Task statement. Transcribe only the part of the listing below that begins at the line containing "Transcribe the text in this document." and runs to its final line, keeping both ends.

Data listing.
.....
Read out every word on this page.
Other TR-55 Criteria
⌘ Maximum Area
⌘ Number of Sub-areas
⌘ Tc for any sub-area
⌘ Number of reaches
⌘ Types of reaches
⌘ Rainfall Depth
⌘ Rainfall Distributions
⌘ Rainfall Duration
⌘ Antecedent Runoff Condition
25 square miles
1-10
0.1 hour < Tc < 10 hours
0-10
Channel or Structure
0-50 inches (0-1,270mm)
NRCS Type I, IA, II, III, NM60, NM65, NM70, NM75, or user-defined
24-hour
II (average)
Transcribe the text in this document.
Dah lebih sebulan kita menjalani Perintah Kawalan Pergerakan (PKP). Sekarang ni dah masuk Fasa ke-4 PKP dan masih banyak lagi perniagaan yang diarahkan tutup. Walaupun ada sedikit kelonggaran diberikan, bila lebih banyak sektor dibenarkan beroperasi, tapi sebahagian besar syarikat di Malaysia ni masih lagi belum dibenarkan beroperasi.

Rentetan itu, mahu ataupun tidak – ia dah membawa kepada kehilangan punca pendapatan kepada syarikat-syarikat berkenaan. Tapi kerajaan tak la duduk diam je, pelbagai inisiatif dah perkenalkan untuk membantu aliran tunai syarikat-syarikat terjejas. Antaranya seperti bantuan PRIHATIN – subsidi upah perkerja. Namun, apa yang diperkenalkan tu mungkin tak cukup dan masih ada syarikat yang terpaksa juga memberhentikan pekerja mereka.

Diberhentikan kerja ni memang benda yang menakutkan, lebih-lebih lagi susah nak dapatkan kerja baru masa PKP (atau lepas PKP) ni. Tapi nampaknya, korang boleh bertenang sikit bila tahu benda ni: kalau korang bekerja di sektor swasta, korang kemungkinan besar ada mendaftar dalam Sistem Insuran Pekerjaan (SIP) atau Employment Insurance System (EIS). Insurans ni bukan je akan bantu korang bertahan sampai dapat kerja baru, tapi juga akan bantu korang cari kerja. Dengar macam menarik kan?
.....
Response to the exercise.
Transcribe the text in this document.
Dah lebih sebulan kita menjalani Perintah Kawalan Pergerakan (PKP). Sekarang ni dah masuk Fasa ke-4 PKP dan masih banyak lagi perniagaan yang diarahkan tutup. Walaupun ada sedikit kelonggaran diberikan, bila lebih banyak sektor dibenarkan beroperasi, tapi sebahagian besar syarikat di Malaysia ni masih lagi belum dibenarkan beroperasi.

Rentetan itu, mahu ataupun tidak – ia dah membawa kepada kehilangan punca pendapatan kepada syarikat-syarikat berkenaan. Tapi kerajaan tak la duduk diam je, pelbagai inisiatif dah perkenalkan untuk membantu aliran tunai syarikat-syarikat terjejas. Antaranya seperti bantuan PRIHATIN – subsidi upah perkerja. Namun, apa yang diperkenalkan tu mungkin tak cukup dan masih ada syarikat yang terpaksa juga memberhentikan pekerja mereka.

Diberhentikan kerja ni memang benda yang menakutkan, lebih-lebih lagi susah nak dapatkan kerja baru masa PKP (atau lepas PKP) ni. Tapi nampaknya, korang boleh bertenang sikit bila tahu benda ni: kalau korang bekerja di sektor swasta, korang kemungkinan besar ada mendaftar dalam Sistem Insuran Pekerjaan (SIP) atau Employment Insurance System (EIS). Insurans ni bukan je akan bantu korang bertahan sampai dapat kerja baru, tapi juga akan bantu korang cari kerja. Dengar macam menarik kan?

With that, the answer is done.